Challenge
Extract every line that includes the string "planta".

Record excerpts
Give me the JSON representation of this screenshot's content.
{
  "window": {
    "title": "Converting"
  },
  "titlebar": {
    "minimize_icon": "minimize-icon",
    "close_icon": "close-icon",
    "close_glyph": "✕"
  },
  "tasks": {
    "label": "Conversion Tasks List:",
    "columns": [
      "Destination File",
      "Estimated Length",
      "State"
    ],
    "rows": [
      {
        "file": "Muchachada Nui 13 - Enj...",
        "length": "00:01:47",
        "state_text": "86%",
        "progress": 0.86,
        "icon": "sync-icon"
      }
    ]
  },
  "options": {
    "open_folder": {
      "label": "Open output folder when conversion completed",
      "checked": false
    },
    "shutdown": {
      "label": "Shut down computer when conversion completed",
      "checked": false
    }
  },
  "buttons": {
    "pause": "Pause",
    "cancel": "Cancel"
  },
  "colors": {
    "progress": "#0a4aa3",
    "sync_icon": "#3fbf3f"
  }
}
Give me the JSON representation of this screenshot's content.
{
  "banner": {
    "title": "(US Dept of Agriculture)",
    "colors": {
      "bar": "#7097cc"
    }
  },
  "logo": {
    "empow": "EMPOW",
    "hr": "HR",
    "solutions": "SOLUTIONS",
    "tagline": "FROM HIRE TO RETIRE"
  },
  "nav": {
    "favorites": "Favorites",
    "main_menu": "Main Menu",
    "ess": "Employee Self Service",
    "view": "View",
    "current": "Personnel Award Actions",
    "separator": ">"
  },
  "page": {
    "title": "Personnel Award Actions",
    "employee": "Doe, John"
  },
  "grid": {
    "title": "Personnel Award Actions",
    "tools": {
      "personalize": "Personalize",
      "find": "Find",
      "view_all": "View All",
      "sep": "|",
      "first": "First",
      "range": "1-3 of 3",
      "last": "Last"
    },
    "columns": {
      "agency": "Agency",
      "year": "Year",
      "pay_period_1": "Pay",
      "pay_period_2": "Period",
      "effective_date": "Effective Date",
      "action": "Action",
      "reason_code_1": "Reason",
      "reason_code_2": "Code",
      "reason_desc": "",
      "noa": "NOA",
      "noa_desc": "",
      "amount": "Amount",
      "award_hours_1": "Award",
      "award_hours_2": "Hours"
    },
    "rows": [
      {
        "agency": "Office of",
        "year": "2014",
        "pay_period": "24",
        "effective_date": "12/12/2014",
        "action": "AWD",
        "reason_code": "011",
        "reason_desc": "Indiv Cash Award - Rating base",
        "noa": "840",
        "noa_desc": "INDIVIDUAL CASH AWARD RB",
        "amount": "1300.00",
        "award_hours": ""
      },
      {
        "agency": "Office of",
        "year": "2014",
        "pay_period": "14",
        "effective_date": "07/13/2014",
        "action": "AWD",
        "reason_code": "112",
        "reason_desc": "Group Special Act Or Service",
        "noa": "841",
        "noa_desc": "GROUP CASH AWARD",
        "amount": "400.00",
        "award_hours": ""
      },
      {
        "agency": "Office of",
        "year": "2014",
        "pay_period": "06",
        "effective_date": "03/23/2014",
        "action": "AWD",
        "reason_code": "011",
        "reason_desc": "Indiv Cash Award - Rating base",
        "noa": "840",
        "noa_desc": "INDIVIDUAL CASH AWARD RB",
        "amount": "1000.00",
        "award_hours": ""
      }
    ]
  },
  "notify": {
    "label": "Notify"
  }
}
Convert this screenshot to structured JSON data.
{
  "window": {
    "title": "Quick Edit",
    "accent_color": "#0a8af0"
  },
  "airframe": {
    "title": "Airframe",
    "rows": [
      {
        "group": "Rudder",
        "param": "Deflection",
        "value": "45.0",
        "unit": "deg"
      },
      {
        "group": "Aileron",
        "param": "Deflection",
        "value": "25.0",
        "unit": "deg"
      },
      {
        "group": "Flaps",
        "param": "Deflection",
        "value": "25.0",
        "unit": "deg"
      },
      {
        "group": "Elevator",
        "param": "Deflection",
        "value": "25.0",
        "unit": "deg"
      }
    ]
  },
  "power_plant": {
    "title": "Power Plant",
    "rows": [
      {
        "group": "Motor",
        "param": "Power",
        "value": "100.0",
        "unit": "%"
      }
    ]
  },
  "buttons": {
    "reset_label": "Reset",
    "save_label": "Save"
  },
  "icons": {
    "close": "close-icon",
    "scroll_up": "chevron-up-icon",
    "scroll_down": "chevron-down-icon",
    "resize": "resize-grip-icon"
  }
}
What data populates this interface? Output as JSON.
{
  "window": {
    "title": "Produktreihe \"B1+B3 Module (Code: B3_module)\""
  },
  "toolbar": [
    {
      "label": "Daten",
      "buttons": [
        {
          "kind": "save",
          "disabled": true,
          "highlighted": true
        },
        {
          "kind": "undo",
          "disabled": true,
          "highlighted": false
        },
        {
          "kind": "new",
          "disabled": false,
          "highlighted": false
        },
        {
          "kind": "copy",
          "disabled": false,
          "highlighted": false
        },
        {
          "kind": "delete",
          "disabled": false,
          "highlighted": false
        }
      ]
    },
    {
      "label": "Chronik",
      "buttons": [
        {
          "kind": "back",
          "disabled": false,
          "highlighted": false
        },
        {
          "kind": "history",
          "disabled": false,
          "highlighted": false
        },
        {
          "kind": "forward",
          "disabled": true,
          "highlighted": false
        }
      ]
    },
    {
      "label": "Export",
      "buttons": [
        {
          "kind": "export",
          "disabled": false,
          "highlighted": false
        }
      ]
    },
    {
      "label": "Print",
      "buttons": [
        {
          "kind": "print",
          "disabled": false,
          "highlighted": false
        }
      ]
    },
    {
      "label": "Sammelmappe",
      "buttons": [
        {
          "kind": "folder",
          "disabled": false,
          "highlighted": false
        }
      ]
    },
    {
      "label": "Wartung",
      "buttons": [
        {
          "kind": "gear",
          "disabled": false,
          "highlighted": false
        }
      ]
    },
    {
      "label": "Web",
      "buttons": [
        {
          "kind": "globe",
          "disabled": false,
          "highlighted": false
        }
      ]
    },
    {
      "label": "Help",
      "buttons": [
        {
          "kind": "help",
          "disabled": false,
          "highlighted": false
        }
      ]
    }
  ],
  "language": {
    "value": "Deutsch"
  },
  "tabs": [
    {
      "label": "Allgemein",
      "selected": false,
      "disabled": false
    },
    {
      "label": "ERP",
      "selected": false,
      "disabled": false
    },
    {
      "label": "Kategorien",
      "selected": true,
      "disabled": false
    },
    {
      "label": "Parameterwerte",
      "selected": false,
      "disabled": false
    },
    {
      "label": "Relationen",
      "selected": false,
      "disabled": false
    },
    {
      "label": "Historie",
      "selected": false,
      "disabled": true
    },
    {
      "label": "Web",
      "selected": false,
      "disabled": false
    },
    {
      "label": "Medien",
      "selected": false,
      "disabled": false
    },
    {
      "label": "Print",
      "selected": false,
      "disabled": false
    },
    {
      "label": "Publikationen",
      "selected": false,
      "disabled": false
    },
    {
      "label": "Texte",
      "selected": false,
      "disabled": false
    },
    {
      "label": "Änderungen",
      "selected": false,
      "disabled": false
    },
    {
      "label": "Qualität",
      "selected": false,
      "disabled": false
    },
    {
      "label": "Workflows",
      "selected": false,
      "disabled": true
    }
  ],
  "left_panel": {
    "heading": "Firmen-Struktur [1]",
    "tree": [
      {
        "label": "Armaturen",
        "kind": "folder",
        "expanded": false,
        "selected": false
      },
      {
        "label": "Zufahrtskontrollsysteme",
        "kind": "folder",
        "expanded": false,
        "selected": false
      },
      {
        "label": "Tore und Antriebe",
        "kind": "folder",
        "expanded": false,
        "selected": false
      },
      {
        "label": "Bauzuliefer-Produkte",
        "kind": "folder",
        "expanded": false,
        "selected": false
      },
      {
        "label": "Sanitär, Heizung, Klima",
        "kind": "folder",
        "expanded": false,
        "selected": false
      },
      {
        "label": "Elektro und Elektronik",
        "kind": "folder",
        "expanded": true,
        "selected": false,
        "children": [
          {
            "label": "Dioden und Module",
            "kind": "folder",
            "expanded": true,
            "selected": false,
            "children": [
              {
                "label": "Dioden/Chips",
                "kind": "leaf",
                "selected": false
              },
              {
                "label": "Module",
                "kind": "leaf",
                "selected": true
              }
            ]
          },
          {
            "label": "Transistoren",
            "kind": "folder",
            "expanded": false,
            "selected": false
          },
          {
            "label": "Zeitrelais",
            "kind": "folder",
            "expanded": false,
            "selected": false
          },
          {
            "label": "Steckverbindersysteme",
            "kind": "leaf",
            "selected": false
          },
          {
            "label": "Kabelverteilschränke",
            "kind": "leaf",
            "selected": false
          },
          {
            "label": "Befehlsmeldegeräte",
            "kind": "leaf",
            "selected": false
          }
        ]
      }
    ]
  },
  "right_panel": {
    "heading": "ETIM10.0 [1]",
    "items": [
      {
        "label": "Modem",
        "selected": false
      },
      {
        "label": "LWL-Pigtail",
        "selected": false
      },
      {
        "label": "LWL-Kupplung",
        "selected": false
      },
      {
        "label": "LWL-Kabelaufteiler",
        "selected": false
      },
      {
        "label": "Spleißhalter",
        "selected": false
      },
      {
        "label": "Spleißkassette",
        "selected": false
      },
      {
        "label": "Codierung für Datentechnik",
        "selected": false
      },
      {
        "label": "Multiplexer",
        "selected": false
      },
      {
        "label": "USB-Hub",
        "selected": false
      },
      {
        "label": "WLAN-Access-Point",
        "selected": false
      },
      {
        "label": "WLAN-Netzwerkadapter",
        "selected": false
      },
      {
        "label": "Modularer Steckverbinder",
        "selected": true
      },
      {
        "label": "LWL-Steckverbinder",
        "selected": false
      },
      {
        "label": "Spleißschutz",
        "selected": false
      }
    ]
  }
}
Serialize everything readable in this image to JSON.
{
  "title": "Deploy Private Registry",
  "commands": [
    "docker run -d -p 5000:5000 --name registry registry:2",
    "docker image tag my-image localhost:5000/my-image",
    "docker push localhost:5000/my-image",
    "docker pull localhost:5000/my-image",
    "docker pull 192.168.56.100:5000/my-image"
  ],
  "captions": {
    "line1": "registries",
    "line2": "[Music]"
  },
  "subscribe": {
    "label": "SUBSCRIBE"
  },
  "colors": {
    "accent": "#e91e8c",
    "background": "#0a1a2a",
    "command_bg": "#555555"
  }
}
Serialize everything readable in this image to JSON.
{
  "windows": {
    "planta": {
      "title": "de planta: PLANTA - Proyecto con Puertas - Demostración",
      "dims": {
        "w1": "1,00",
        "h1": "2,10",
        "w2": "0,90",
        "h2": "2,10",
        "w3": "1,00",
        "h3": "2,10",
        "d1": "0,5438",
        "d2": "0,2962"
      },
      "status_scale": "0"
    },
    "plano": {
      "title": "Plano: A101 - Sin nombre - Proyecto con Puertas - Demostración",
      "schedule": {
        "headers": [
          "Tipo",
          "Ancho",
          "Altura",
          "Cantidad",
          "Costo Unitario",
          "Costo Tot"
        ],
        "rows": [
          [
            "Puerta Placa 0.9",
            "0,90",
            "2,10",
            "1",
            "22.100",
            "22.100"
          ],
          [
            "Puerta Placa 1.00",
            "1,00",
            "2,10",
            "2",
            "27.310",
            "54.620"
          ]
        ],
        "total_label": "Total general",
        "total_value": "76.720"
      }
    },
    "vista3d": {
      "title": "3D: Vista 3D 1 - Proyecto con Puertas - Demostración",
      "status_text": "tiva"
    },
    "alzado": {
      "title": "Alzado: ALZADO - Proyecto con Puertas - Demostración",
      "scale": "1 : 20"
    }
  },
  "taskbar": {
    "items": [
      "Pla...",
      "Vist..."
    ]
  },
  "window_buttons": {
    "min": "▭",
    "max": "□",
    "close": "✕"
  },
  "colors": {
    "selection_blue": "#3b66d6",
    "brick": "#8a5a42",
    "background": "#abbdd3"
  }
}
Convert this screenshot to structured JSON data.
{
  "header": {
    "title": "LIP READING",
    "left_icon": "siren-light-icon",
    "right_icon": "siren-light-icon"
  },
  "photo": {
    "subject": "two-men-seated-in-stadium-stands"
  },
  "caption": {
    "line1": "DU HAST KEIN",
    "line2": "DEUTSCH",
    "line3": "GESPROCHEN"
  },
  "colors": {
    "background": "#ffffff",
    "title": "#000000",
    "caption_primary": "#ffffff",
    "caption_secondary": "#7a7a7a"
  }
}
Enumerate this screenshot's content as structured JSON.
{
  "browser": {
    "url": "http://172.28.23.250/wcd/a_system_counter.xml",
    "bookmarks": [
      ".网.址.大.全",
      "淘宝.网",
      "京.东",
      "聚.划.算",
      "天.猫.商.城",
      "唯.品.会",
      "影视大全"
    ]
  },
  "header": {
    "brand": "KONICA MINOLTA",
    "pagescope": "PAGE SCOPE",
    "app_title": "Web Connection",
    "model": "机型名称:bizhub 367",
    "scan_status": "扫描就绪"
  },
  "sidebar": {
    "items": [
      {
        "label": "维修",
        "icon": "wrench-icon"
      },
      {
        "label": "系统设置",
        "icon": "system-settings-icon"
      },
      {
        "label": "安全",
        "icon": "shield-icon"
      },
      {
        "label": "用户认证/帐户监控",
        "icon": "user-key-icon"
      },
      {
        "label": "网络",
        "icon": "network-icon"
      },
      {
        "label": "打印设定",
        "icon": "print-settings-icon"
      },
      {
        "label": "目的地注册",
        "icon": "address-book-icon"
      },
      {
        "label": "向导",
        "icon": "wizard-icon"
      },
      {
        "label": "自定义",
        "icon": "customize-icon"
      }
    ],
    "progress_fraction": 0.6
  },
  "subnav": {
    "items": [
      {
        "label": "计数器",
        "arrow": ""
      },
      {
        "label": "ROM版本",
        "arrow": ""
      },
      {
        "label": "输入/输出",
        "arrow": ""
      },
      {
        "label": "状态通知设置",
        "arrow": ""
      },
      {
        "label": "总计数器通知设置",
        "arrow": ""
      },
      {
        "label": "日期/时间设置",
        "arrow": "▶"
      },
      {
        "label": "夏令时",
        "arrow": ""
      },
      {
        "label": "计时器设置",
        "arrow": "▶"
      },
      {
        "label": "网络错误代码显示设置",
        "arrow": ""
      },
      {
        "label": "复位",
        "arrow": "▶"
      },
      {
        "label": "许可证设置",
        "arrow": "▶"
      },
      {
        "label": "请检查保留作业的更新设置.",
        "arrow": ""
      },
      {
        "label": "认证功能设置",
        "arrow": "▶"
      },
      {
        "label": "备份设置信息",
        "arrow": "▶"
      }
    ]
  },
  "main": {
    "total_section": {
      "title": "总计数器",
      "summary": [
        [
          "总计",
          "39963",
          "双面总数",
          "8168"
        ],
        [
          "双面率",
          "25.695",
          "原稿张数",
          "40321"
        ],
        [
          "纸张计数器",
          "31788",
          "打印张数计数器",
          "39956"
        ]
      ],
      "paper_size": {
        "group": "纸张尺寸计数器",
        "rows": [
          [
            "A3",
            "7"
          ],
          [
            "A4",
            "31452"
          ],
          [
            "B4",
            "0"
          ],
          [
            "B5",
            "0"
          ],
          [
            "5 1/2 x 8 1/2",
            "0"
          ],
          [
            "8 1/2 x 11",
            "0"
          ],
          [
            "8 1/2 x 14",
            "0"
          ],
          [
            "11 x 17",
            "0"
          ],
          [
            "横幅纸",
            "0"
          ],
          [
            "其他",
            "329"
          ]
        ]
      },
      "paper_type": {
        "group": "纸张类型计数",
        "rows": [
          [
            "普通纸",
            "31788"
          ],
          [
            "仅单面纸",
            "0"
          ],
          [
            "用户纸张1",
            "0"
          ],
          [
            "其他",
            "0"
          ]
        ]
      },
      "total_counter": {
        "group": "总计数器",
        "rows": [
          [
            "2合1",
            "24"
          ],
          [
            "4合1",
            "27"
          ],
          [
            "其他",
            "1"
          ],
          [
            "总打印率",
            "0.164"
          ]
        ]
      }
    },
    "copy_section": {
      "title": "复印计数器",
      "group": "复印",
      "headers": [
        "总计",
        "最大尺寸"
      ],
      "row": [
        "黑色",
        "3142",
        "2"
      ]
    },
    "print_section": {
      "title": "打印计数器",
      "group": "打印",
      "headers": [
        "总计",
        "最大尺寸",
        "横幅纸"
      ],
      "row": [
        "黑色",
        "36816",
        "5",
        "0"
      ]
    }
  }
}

Exercise result
    "planta": {
      "title": "de planta: PLANTA - Proyecto con Puertas - Demostración",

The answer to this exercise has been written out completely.